* DATASET ROWS *
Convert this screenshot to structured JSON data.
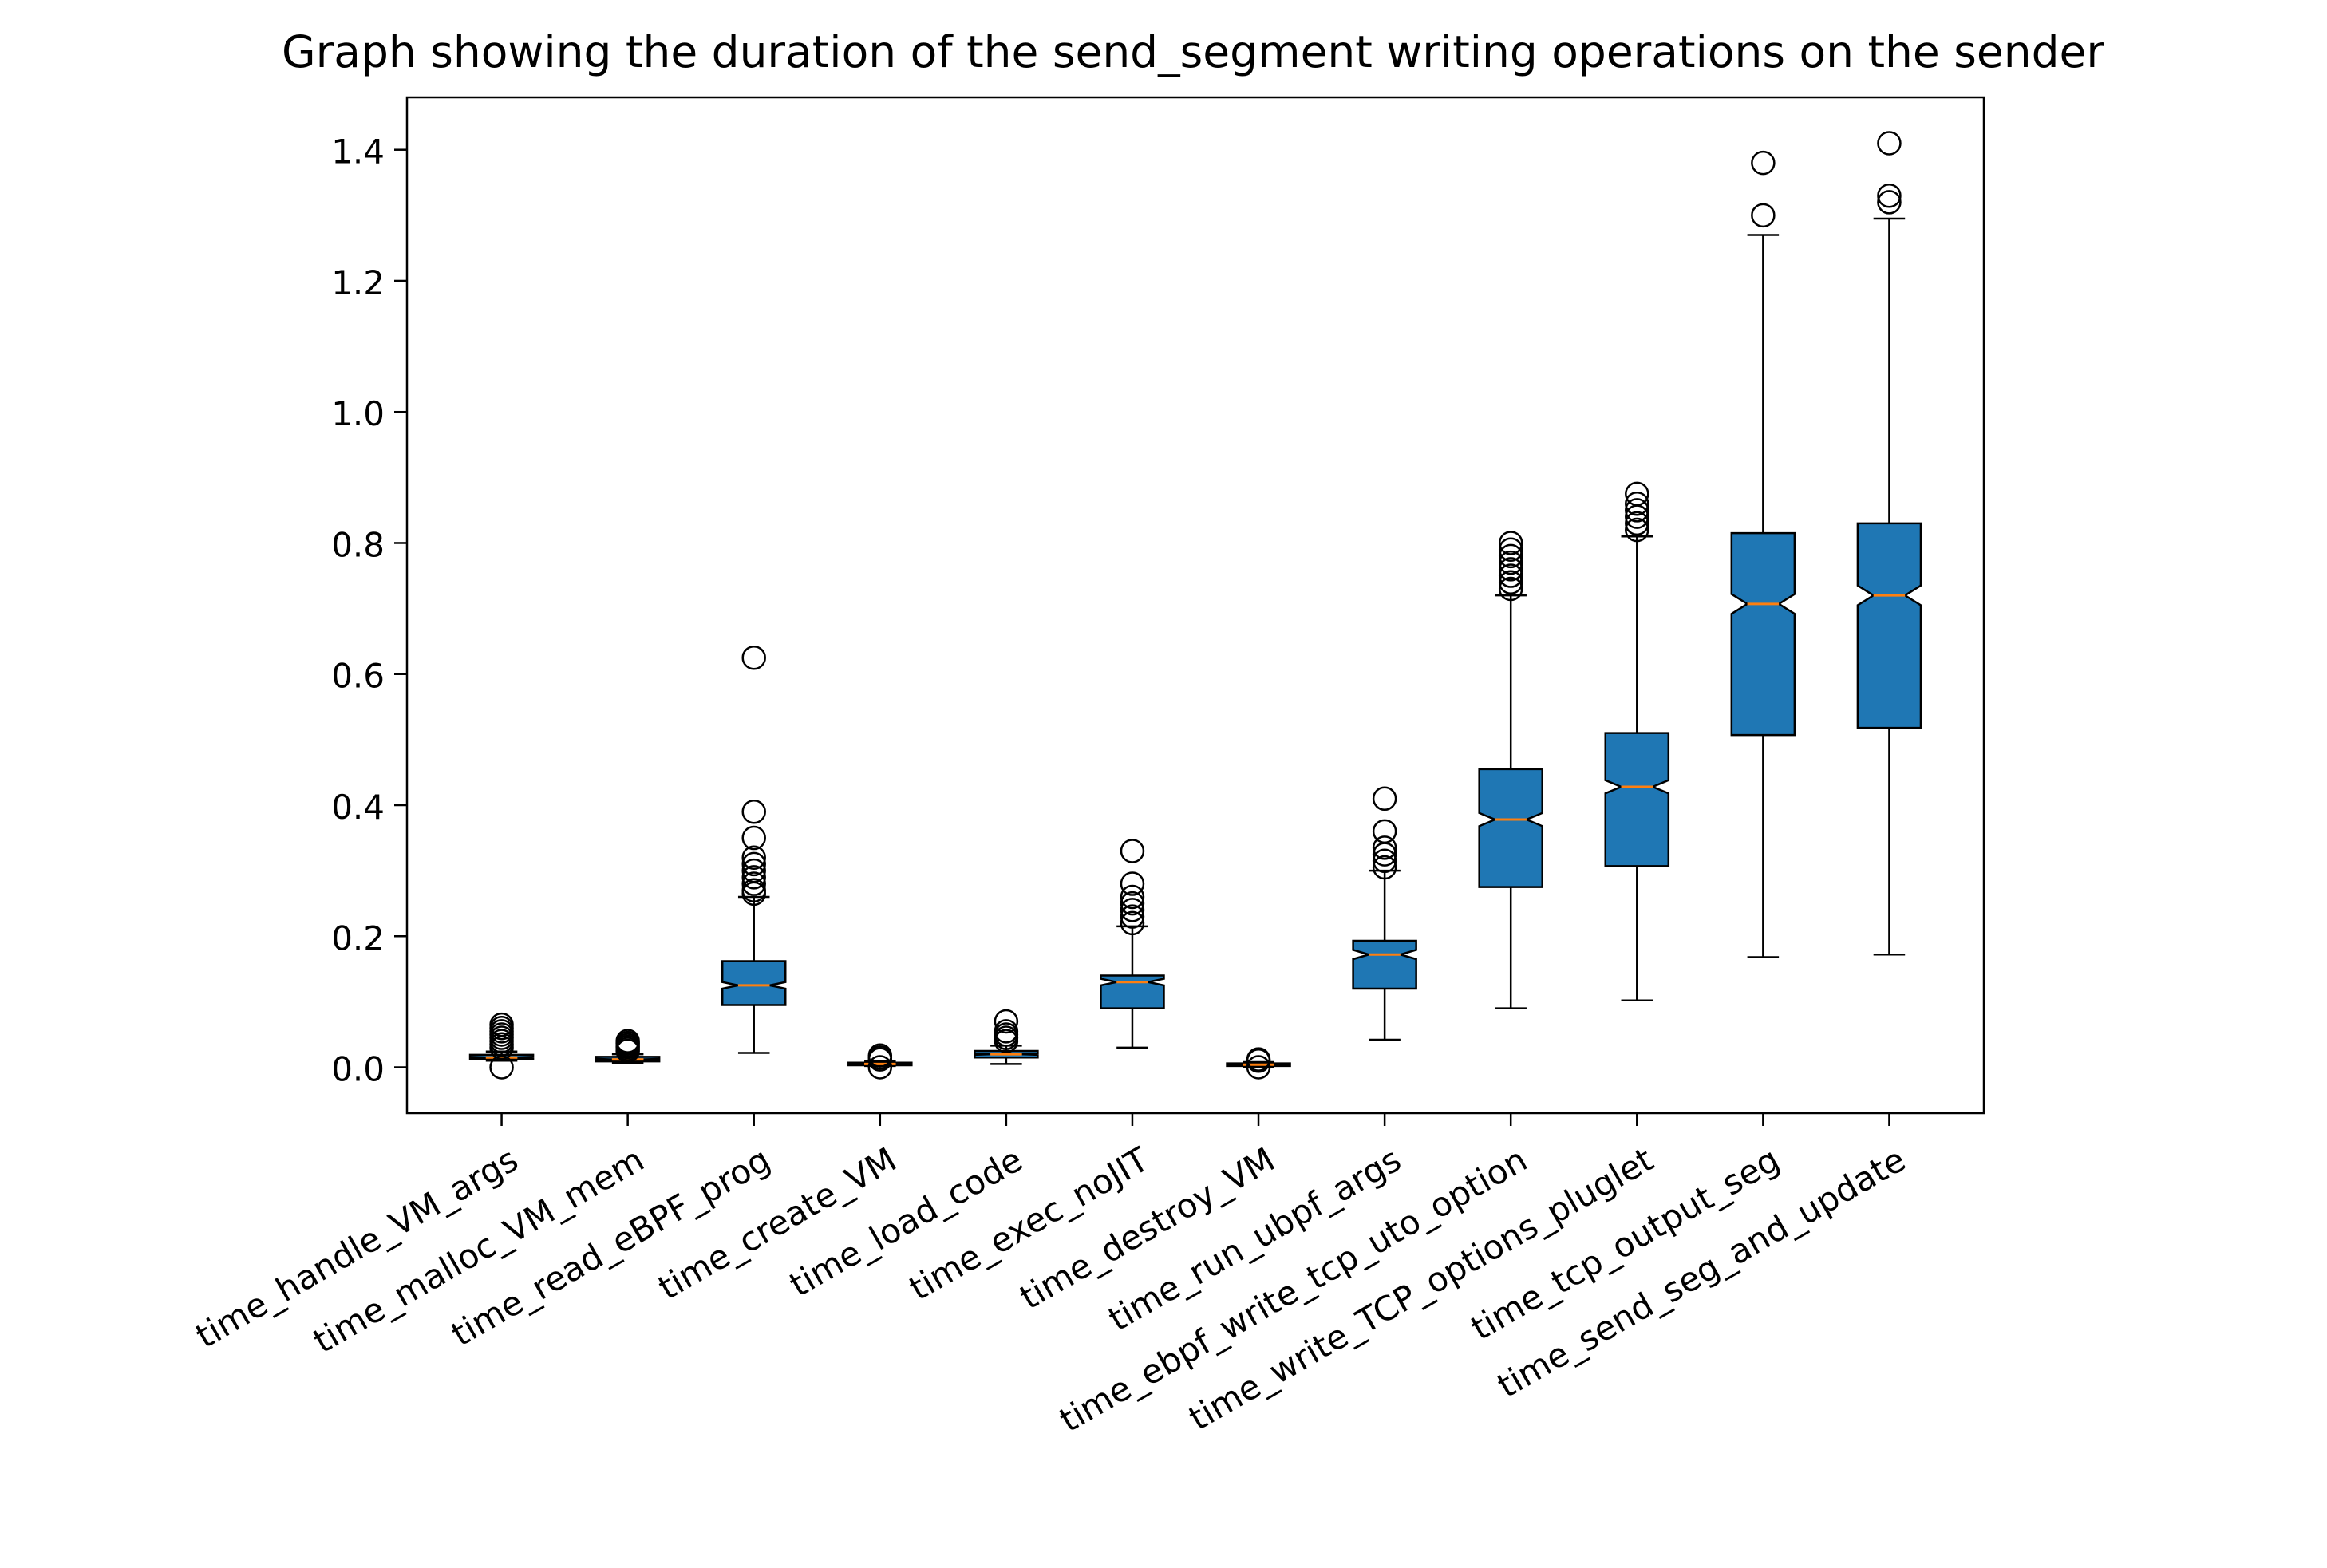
{
  "chart_data": {
    "type": "boxplot",
    "title": "Graph showing the duration of the send_segment writing operations on the sender",
    "xlabel": "",
    "ylabel": "",
    "ylim": [
      -0.07,
      1.48
    ],
    "yticks": [
      "0.0",
      "0.2",
      "0.4",
      "0.6",
      "0.8",
      "1.0",
      "1.2",
      "1.4"
    ],
    "grid": false,
    "notched": true,
    "box_color": "#1f77b4",
    "median_color": "#ff7f0e",
    "categories": [
      "time_handle_VM_args",
      "time_malloc_VM_mem",
      "time_read_eBPF_prog",
      "time_create_VM",
      "time_load_code",
      "time_exec_noJIT",
      "time_destroy_VM",
      "time_run_ubpf_args",
      "time_ebpf_write_tcp_uto_option",
      "time_write_TCP_options_pluglet",
      "time_tcp_output_seg",
      "time_send_seg_and_update"
    ],
    "boxes": [
      {
        "whisker_low": 0.01,
        "q1": 0.012,
        "median": 0.015,
        "q3": 0.019,
        "whisker_high": 0.024,
        "notch_low": 0.014,
        "notch_high": 0.016,
        "outliers": [
          0.0,
          0.03,
          0.035,
          0.04,
          0.045,
          0.05,
          0.055,
          0.06,
          0.065
        ]
      },
      {
        "whisker_low": 0.007,
        "q1": 0.009,
        "median": 0.012,
        "q3": 0.016,
        "whisker_high": 0.02,
        "notch_low": 0.011,
        "notch_high": 0.013,
        "outliers": [
          0.025,
          0.028,
          0.031,
          0.034,
          0.037,
          0.04
        ]
      },
      {
        "whisker_low": 0.022,
        "q1": 0.095,
        "median": 0.125,
        "q3": 0.162,
        "whisker_high": 0.26,
        "notch_low": 0.12,
        "notch_high": 0.13,
        "outliers": [
          0.265,
          0.27,
          0.28,
          0.29,
          0.3,
          0.31,
          0.32,
          0.35,
          0.39,
          0.625
        ]
      },
      {
        "whisker_low": 0.002,
        "q1": 0.003,
        "median": 0.005,
        "q3": 0.007,
        "whisker_high": 0.009,
        "notch_low": 0.0045,
        "notch_high": 0.0055,
        "outliers": [
          0.0,
          0.012,
          0.015,
          0.018
        ]
      },
      {
        "whisker_low": 0.005,
        "q1": 0.015,
        "median": 0.02,
        "q3": 0.025,
        "whisker_high": 0.033,
        "notch_low": 0.019,
        "notch_high": 0.021,
        "outliers": [
          0.04,
          0.045,
          0.05,
          0.055,
          0.07
        ]
      },
      {
        "whisker_low": 0.03,
        "q1": 0.09,
        "median": 0.13,
        "q3": 0.14,
        "whisker_high": 0.215,
        "notch_low": 0.125,
        "notch_high": 0.135,
        "outliers": [
          0.22,
          0.23,
          0.24,
          0.25,
          0.26,
          0.28,
          0.33
        ]
      },
      {
        "whisker_low": 0.001,
        "q1": 0.002,
        "median": 0.004,
        "q3": 0.006,
        "whisker_high": 0.008,
        "notch_low": 0.0035,
        "notch_high": 0.0045,
        "outliers": [
          0.0,
          0.01,
          0.012
        ]
      },
      {
        "whisker_low": 0.042,
        "q1": 0.12,
        "median": 0.172,
        "q3": 0.193,
        "whisker_high": 0.3,
        "notch_low": 0.165,
        "notch_high": 0.179,
        "outliers": [
          0.305,
          0.315,
          0.325,
          0.335,
          0.36,
          0.41
        ]
      },
      {
        "whisker_low": 0.09,
        "q1": 0.275,
        "median": 0.378,
        "q3": 0.455,
        "whisker_high": 0.72,
        "notch_low": 0.368,
        "notch_high": 0.388,
        "outliers": [
          0.73,
          0.74,
          0.75,
          0.76,
          0.77,
          0.78,
          0.79,
          0.8
        ]
      },
      {
        "whisker_low": 0.102,
        "q1": 0.307,
        "median": 0.428,
        "q3": 0.51,
        "whisker_high": 0.81,
        "notch_low": 0.418,
        "notch_high": 0.438,
        "outliers": [
          0.82,
          0.83,
          0.84,
          0.85,
          0.86,
          0.875
        ]
      },
      {
        "whisker_low": 0.168,
        "q1": 0.507,
        "median": 0.707,
        "q3": 0.815,
        "whisker_high": 1.27,
        "notch_low": 0.692,
        "notch_high": 0.722,
        "outliers": [
          1.3,
          1.38
        ]
      },
      {
        "whisker_low": 0.172,
        "q1": 0.518,
        "median": 0.72,
        "q3": 0.83,
        "whisker_high": 1.295,
        "notch_low": 0.705,
        "notch_high": 0.735,
        "outliers": [
          1.32,
          1.33,
          1.41
        ]
      }
    ]
  }
}
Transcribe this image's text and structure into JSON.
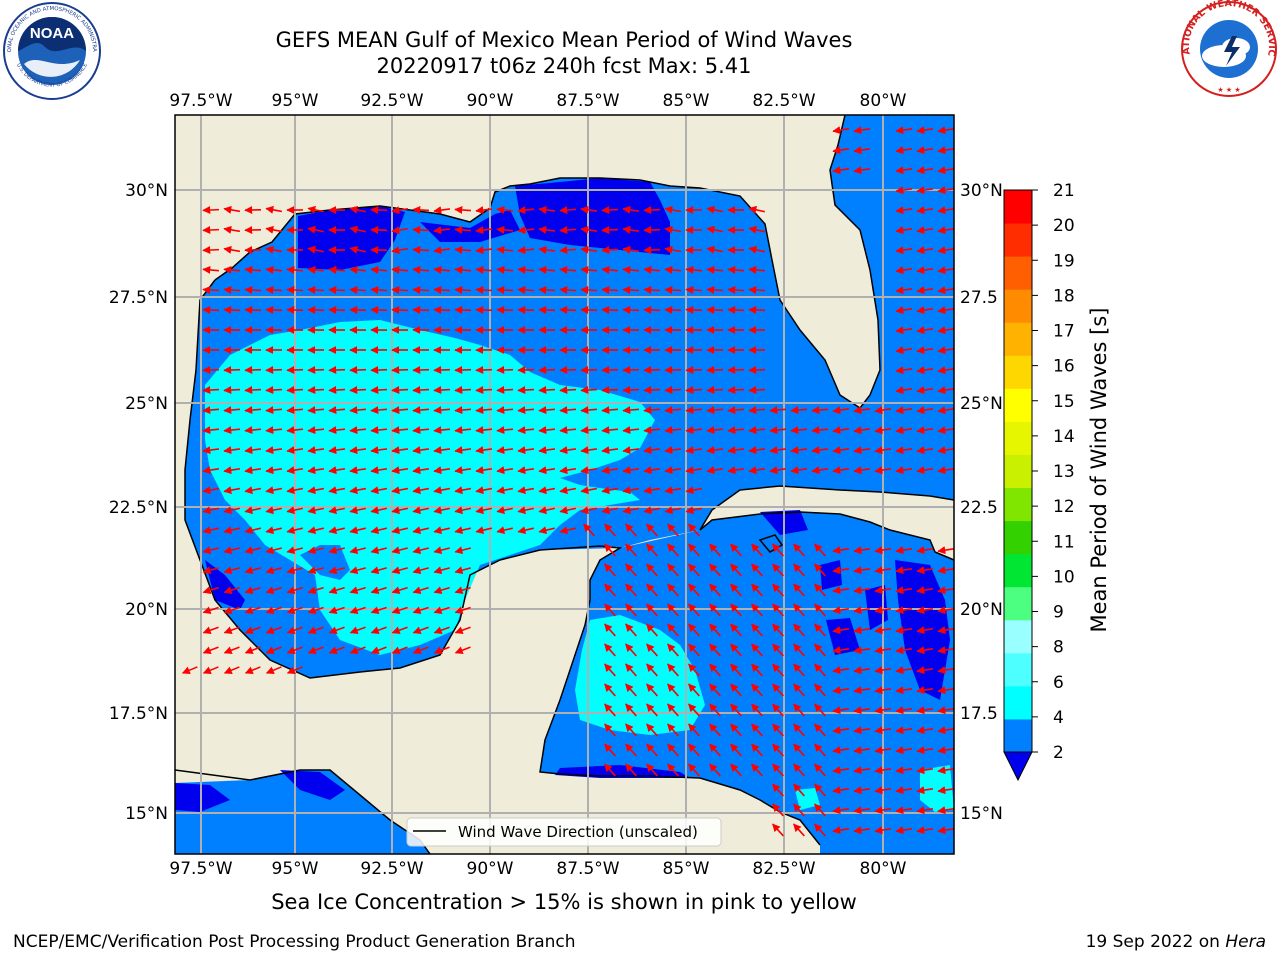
{
  "header": {
    "title_line1": "GEFS MEAN Gulf of Mexico Mean Period of Wind Waves",
    "title_line2": "20220917 t06z 240h fcst   Max: 5.41"
  },
  "logos": {
    "left": {
      "name": "noaa-logo",
      "text": "NOAA",
      "ring_text": "NATIONAL OCEANIC AND ATMOSPHERIC ADMINISTRATION",
      "bottom_text": "U.S. DEPARTMENT OF COMMERCE"
    },
    "right": {
      "name": "nws-logo",
      "ring_text": "NATIONAL WEATHER SERVICE"
    }
  },
  "map": {
    "longitude_ticks": [
      "97.5°W",
      "95°W",
      "92.5°W",
      "90°W",
      "87.5°W",
      "85°W",
      "82.5°W",
      "80°W"
    ],
    "latitude_ticks_left": [
      "30°N",
      "27.5°N",
      "25°N",
      "22.5°N",
      "20°N",
      "17.5°N",
      "15°N"
    ],
    "latitude_ticks_right": [
      "30°N",
      "27.5",
      "25°N",
      "22.5",
      "20°N",
      "17.5",
      "15°N"
    ],
    "legend_label": "Wind Wave Direction (unscaled)",
    "colors": {
      "land": "#efedda",
      "band_2_4": "#0080ff",
      "band_below_2": "#0000ee",
      "band_4_6": "#00ffff",
      "arrow": "#ff0000"
    }
  },
  "colorbar": {
    "label": "Mean Period of Wind Waves [s]",
    "tick_labels": [
      "2",
      "4",
      "6",
      "8",
      "9",
      "10",
      "11",
      "12",
      "13",
      "14",
      "15",
      "16",
      "17",
      "18",
      "19",
      "20",
      "21"
    ],
    "colors": [
      "#0080ff",
      "#00ffff",
      "#4dffff",
      "#99ffff",
      "#4dff80",
      "#00e633",
      "#33d100",
      "#80e600",
      "#c8f000",
      "#e6f500",
      "#ffff00",
      "#ffd700",
      "#ffb300",
      "#ff8c00",
      "#ff5f00",
      "#ff2d00",
      "#ff0000"
    ],
    "extend_color": "#0000ee"
  },
  "footer": {
    "ice_note": "Sea Ice Concentration > 15% is shown in pink to yellow",
    "credit": "NCEP/EMC/Verification Post Processing Product Generation Branch",
    "date_prefix": "19 Sep 2022 on",
    "machine": "Hera"
  }
}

* EXERCISE DESCRIPTION *
Only a number is expected here: the count of lines in the listing that hold the string "Period".

* EXERCISE RESPONSE *
2